## Objective
Please print every record below exactly as it appears.

## Listed entries

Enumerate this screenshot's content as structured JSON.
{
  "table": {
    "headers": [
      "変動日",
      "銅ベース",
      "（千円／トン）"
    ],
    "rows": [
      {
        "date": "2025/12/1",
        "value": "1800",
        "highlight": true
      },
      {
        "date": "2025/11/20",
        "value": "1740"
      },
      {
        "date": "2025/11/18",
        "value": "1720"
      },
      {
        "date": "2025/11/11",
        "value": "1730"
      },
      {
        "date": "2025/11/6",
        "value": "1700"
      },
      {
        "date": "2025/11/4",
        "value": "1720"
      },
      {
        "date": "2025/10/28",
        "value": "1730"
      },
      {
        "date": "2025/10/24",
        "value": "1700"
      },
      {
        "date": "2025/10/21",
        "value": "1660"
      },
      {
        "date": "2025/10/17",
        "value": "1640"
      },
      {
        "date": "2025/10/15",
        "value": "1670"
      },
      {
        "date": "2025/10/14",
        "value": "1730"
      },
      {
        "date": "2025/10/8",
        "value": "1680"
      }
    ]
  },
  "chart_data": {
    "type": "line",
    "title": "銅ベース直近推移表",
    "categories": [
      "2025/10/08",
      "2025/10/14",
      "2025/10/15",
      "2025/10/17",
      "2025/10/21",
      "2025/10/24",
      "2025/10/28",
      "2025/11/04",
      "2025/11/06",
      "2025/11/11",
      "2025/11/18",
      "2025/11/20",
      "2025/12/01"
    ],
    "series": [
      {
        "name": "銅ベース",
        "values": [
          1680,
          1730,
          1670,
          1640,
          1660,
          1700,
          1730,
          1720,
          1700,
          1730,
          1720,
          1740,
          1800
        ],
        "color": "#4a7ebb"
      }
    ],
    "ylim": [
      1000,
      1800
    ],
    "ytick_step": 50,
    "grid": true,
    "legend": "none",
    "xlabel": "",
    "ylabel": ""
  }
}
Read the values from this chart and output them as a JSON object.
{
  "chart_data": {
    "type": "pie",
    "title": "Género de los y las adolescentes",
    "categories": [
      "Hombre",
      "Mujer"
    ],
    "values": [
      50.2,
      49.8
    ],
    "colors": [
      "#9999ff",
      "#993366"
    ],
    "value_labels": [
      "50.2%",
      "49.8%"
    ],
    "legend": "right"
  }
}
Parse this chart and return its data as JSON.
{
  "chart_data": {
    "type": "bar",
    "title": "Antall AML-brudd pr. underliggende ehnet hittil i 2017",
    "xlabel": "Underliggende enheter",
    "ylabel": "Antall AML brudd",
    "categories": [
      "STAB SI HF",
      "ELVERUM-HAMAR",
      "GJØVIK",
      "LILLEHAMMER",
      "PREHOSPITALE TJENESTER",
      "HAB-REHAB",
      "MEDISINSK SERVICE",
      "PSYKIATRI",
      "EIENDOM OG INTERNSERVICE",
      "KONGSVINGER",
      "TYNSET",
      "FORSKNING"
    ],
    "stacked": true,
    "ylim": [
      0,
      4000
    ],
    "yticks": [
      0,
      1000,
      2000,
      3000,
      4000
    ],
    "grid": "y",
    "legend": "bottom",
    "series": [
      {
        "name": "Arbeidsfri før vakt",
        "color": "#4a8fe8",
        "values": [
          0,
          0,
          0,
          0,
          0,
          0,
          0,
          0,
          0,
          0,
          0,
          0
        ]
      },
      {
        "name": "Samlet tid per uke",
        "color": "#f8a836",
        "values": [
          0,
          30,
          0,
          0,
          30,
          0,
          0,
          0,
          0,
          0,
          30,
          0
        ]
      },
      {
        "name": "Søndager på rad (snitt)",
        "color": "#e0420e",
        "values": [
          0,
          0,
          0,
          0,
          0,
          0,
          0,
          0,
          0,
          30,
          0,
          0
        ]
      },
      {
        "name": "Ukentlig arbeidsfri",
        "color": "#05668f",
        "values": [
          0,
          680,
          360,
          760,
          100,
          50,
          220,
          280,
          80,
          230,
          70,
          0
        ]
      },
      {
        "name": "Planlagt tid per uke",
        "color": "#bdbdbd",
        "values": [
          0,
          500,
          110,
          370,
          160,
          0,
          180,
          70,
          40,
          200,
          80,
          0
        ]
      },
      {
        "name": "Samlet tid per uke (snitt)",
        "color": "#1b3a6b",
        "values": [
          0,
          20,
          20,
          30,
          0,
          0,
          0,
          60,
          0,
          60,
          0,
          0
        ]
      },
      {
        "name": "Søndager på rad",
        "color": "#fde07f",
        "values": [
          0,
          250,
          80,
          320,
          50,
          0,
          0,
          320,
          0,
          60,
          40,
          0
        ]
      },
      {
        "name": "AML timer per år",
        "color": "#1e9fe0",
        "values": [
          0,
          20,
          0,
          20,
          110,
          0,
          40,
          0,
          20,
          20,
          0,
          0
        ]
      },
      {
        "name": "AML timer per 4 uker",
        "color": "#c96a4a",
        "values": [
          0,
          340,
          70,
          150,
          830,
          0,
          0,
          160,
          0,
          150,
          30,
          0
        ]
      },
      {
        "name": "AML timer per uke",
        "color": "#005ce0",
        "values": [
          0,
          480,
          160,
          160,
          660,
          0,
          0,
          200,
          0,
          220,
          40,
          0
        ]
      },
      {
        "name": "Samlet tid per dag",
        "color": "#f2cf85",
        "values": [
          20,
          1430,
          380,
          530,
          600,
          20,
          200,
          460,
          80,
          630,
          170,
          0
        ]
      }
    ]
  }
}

## Worked answer
Enumerate this screenshot's content as structured JSON.
{
  "table": {
    "headers": [
      "変動日",
      "銅ベース",
      "（千円／トン）"
    ],
    "rows": [
      {
        "date": "2025/12/1",
        "value": "1800",
        "highlight": true
      },
      {
        "date": "2025/11/20",
        "value": "1740"
      },
      {
        "date": "2025/11/18",
        "value": "1720"
      },
      {
        "date": "2025/11/11",
        "value": "1730"
      },
      {
        "date": "2025/11/6",
        "value": "1700"
      },
      {
        "date": "2025/11/4",
        "value": "1720"
      },
      {
        "date": "2025/10/28",
        "value": "1730"
      },
      {
        "date": "2025/10/24",
        "value": "1700"
      },
      {
        "date": "2025/10/21",
        "value": "1660"
      },
      {
        "date": "2025/10/17",
        "value": "1640"
      },
      {
        "date": "2025/10/15",
        "value": "1670"
      },
      {
        "date": "2025/10/14",
        "value": "1730"
      },
      {
        "date": "2025/10/8",
        "value": "1680"
      }
    ]
  },
  "chart_data": {
    "type": "line",
    "title": "銅ベース直近推移表",
    "categories": [
      "2025/10/08",
      "2025/10/14",
      "2025/10/15",
      "2025/10/17",
      "2025/10/21",
      "2025/10/24",
      "2025/10/28",
      "2025/11/04",
      "2025/11/06",
      "2025/11/11",
      "2025/11/18",
      "2025/11/20",
      "2025/12/01"
    ],
    "series": [
      {
        "name": "銅ベース",
        "values": [
          1680,
          1730,
          1670,
          1640,
          1660,
          1700,
          1730,
          1720,
          1700,
          1730,
          1720,
          1740,
          1800
        ],
        "color": "#4a7ebb"
      }
    ],
    "ylim": [
      1000,
      1800
    ],
    "ytick_step": 50,
    "grid": true,
    "legend": "none",
    "xlabel": "",
    "ylabel": ""
  }
}
Read the values from this chart and output them as a JSON object.
{
  "chart_data": {
    "type": "pie",
    "title": "Género de los y las adolescentes",
    "categories": [
      "Hombre",
      "Mujer"
    ],
    "values": [
      50.2,
      49.8
    ],
    "colors": [
      "#9999ff",
      "#993366"
    ],
    "value_labels": [
      "50.2%",
      "49.8%"
    ],
    "legend": "right"
  }
}
Parse this chart and return its data as JSON.
{
  "chart_data": {
    "type": "bar",
    "title": "Antall AML-brudd pr. underliggende ehnet hittil i 2017",
    "xlabel": "Underliggende enheter",
    "ylabel": "Antall AML brudd",
    "categories": [
      "STAB SI HF",
      "ELVERUM-HAMAR",
      "GJØVIK",
      "LILLEHAMMER",
      "PREHOSPITALE TJENESTER",
      "HAB-REHAB",
      "MEDISINSK SERVICE",
      "PSYKIATRI",
      "EIENDOM OG INTERNSERVICE",
      "KONGSVINGER",
      "TYNSET",
      "FORSKNING"
    ],
    "stacked": true,
    "ylim": [
      0,
      4000
    ],
    "yticks": [
      0,
      1000,
      2000,
      3000,
      4000
    ],
    "grid": "y",
    "legend": "bottom",
    "series": [
      {
        "name": "Arbeidsfri før vakt",
        "color": "#4a8fe8",
        "values": [
          0,
          0,
          0,
          0,
          0,
          0,
          0,
          0,
          0,
          0,
          0,
          0
        ]
      },
      {
        "name": "Samlet tid per uke",
        "color": "#f8a836",
        "values": [
          0,
          30,
          0,
          0,
          30,
          0,
          0,
          0,
          0,
          0,
          30,
          0
        ]
      },
      {
        "name": "Søndager på rad (snitt)",
        "color": "#e0420e",
        "values": [
          0,
          0,
          0,
          0,
          0,
          0,
          0,
          0,
          0,
          30,
          0,
          0
        ]
      },
      {
        "name": "Ukentlig arbeidsfri",
        "color": "#05668f",
        "values": [
          0,
          680,
          360,
          760,
          100,
          50,
          220,
          280,
          80,
          230,
          70,
          0
        ]
      },
      {
        "name": "Planlagt tid per uke",
        "color": "#bdbdbd",
        "values": [
          0,
          500,
          110,
          370,
          160,
          0,
          180,
          70,
          40,
          200,
          80,
          0
        ]
      },
      {
        "name": "Samlet tid per uke (snitt)",
        "color": "#1b3a6b",
        "values": [
          0,
          20,
          20,
          30,
          0,
          0,
          0,
          60,
          0,
          60,
          0,
          0
        ]
      },
      {
        "name": "Søndager på rad",
        "color": "#fde07f",
        "values": [
          0,
          250,
          80,
          320,
          50,
          0,
          0,
          320,
          0,
          60,
          40,
          0
        ]
      },
      {
        "name": "AML timer per år",
        "color": "#1e9fe0",
        "values": [
          0,
          20,
          0,
          20,
          110,
          0,
          40,
          0,
          20,
          20,
          0,
          0
        ]
      },
      {
        "name": "AML timer per 4 uker",
        "color": "#c96a4a",
        "values": [
          0,
          340,
          70,
          150,
          830,
          0,
          0,
          160,
          0,
          150,
          30,
          0
        ]
      },
      {
        "name": "AML timer per uke",
        "color": "#005ce0",
        "values": [
          0,
          480,
          160,
          160,
          660,
          0,
          0,
          200,
          0,
          220,
          40,
          0
        ]
      },
      {
        "name": "Samlet tid per dag",
        "color": "#f2cf85",
        "values": [
          20,
          1430,
          380,
          530,
          600,
          20,
          200,
          460,
          80,
          630,
          170,
          0
        ]
      }
    ]
  }
}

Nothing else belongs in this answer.